begin Entries
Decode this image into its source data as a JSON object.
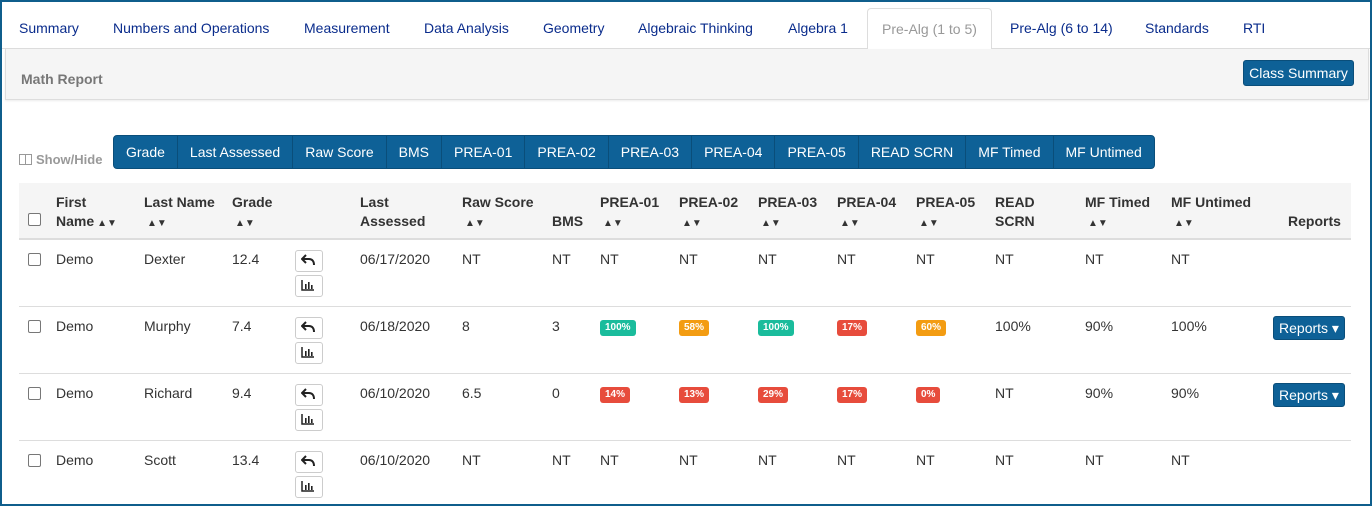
{
  "tabs": [
    {
      "label": "Summary",
      "active": false
    },
    {
      "label": "Numbers and Operations",
      "active": false
    },
    {
      "label": "Measurement",
      "active": false
    },
    {
      "label": "Data Analysis",
      "active": false
    },
    {
      "label": "Geometry",
      "active": false
    },
    {
      "label": "Algebraic Thinking",
      "active": false
    },
    {
      "label": "Algebra 1",
      "active": false
    },
    {
      "label": "Pre-Alg (1 to 5)",
      "active": true
    },
    {
      "label": "Pre-Alg (6 to 14)",
      "active": false
    },
    {
      "label": "Standards",
      "active": false
    },
    {
      "label": "RTI",
      "active": false
    }
  ],
  "panel": {
    "title": "Math Report",
    "class_summary_label": "Class Summary"
  },
  "show_hide": {
    "label": "Show/Hide",
    "columns": [
      "Grade",
      "Last Assessed",
      "Raw Score",
      "BMS",
      "PREA-01",
      "PREA-02",
      "PREA-03",
      "PREA-04",
      "PREA-05",
      "READ SCRN",
      "MF Timed",
      "MF Untimed"
    ]
  },
  "table": {
    "headers": {
      "first_name": [
        "First",
        "Name"
      ],
      "last_name": "Last Name",
      "grade": "Grade",
      "last_assessed": [
        "Last",
        "Assessed"
      ],
      "raw_score": "Raw Score",
      "bms": "BMS",
      "prea01": "PREA-01",
      "prea02": "PREA-02",
      "prea03": "PREA-03",
      "prea04": "PREA-04",
      "prea05": "PREA-05",
      "read_scrn": [
        "READ",
        "SCRN"
      ],
      "mf_timed": "MF Timed",
      "mf_untimed": "MF Untimed",
      "reports": "Reports"
    },
    "badge_colors": {
      "green": "#1abc9c",
      "orange": "#f39c12",
      "red": "#e74c3c"
    },
    "reports_label": "Reports",
    "rows": [
      {
        "first": "Demo",
        "last": "Dexter",
        "grade": "12.4",
        "assessed": "06/17/2020",
        "raw": "NT",
        "bms": "NT",
        "prea": [
          {
            "v": "NT"
          },
          {
            "v": "NT"
          },
          {
            "v": "NT"
          },
          {
            "v": "NT"
          },
          {
            "v": "NT"
          }
        ],
        "read": "NT",
        "mft": "NT",
        "mfu": "NT",
        "reports": false
      },
      {
        "first": "Demo",
        "last": "Murphy",
        "grade": "7.4",
        "assessed": "06/18/2020",
        "raw": "8",
        "bms": "3",
        "prea": [
          {
            "v": "100%",
            "c": "green"
          },
          {
            "v": "58%",
            "c": "orange"
          },
          {
            "v": "100%",
            "c": "green"
          },
          {
            "v": "17%",
            "c": "red"
          },
          {
            "v": "60%",
            "c": "orange"
          }
        ],
        "read": "100%",
        "mft": "90%",
        "mfu": "100%",
        "reports": true
      },
      {
        "first": "Demo",
        "last": "Richard",
        "grade": "9.4",
        "assessed": "06/10/2020",
        "raw": "6.5",
        "bms": "0",
        "prea": [
          {
            "v": "14%",
            "c": "red"
          },
          {
            "v": "13%",
            "c": "red"
          },
          {
            "v": "29%",
            "c": "red"
          },
          {
            "v": "17%",
            "c": "red"
          },
          {
            "v": "0%",
            "c": "red"
          }
        ],
        "read": "NT",
        "mft": "90%",
        "mfu": "90%",
        "reports": true
      },
      {
        "first": "Demo",
        "last": "Scott",
        "grade": "13.4",
        "assessed": "06/10/2020",
        "raw": "NT",
        "bms": "NT",
        "prea": [
          {
            "v": "NT"
          },
          {
            "v": "NT"
          },
          {
            "v": "NT"
          },
          {
            "v": "NT"
          },
          {
            "v": "NT"
          }
        ],
        "read": "NT",
        "mft": "NT",
        "mfu": "NT",
        "reports": false
      }
    ]
  }
}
end Entries
Written request ::
Leave out the pictures and restate everything else word for word.

Solution for this task ::
Decode this image into its source data as a JSON object.
{
  "tabs": [
    {
      "label": "Summary",
      "active": false
    },
    {
      "label": "Numbers and Operations",
      "active": false
    },
    {
      "label": "Measurement",
      "active": false
    },
    {
      "label": "Data Analysis",
      "active": false
    },
    {
      "label": "Geometry",
      "active": false
    },
    {
      "label": "Algebraic Thinking",
      "active": false
    },
    {
      "label": "Algebra 1",
      "active": false
    },
    {
      "label": "Pre-Alg (1 to 5)",
      "active": true
    },
    {
      "label": "Pre-Alg (6 to 14)",
      "active": false
    },
    {
      "label": "Standards",
      "active": false
    },
    {
      "label": "RTI",
      "active": false
    }
  ],
  "panel": {
    "title": "Math Report",
    "class_summary_label": "Class Summary"
  },
  "show_hide": {
    "label": "Show/Hide",
    "columns": [
      "Grade",
      "Last Assessed",
      "Raw Score",
      "BMS",
      "PREA-01",
      "PREA-02",
      "PREA-03",
      "PREA-04",
      "PREA-05",
      "READ SCRN",
      "MF Timed",
      "MF Untimed"
    ]
  },
  "table": {
    "headers": {
      "first_name": [
        "First",
        "Name"
      ],
      "last_name": "Last Name",
      "grade": "Grade",
      "last_assessed": [
        "Last",
        "Assessed"
      ],
      "raw_score": "Raw Score",
      "bms": "BMS",
      "prea01": "PREA-01",
      "prea02": "PREA-02",
      "prea03": "PREA-03",
      "prea04": "PREA-04",
      "prea05": "PREA-05",
      "read_scrn": [
        "READ",
        "SCRN"
      ],
      "mf_timed": "MF Timed",
      "mf_untimed": "MF Untimed",
      "reports": "Reports"
    },
    "badge_colors": {
      "green": "#1abc9c",
      "orange": "#f39c12",
      "red": "#e74c3c"
    },
    "reports_label": "Reports",
    "rows": [
      {
        "first": "Demo",
        "last": "Dexter",
        "grade": "12.4",
        "assessed": "06/17/2020",
        "raw": "NT",
        "bms": "NT",
        "prea": [
          {
            "v": "NT"
          },
          {
            "v": "NT"
          },
          {
            "v": "NT"
          },
          {
            "v": "NT"
          },
          {
            "v": "NT"
          }
        ],
        "read": "NT",
        "mft": "NT",
        "mfu": "NT",
        "reports": false
      },
      {
        "first": "Demo",
        "last": "Murphy",
        "grade": "7.4",
        "assessed": "06/18/2020",
        "raw": "8",
        "bms": "3",
        "prea": [
          {
            "v": "100%",
            "c": "green"
          },
          {
            "v": "58%",
            "c": "orange"
          },
          {
            "v": "100%",
            "c": "green"
          },
          {
            "v": "17%",
            "c": "red"
          },
          {
            "v": "60%",
            "c": "orange"
          }
        ],
        "read": "100%",
        "mft": "90%",
        "mfu": "100%",
        "reports": true
      },
      {
        "first": "Demo",
        "last": "Richard",
        "grade": "9.4",
        "assessed": "06/10/2020",
        "raw": "6.5",
        "bms": "0",
        "prea": [
          {
            "v": "14%",
            "c": "red"
          },
          {
            "v": "13%",
            "c": "red"
          },
          {
            "v": "29%",
            "c": "red"
          },
          {
            "v": "17%",
            "c": "red"
          },
          {
            "v": "0%",
            "c": "red"
          }
        ],
        "read": "NT",
        "mft": "90%",
        "mfu": "90%",
        "reports": true
      },
      {
        "first": "Demo",
        "last": "Scott",
        "grade": "13.4",
        "assessed": "06/10/2020",
        "raw": "NT",
        "bms": "NT",
        "prea": [
          {
            "v": "NT"
          },
          {
            "v": "NT"
          },
          {
            "v": "NT"
          },
          {
            "v": "NT"
          },
          {
            "v": "NT"
          }
        ],
        "read": "NT",
        "mft": "NT",
        "mfu": "NT",
        "reports": false
      }
    ]
  }
}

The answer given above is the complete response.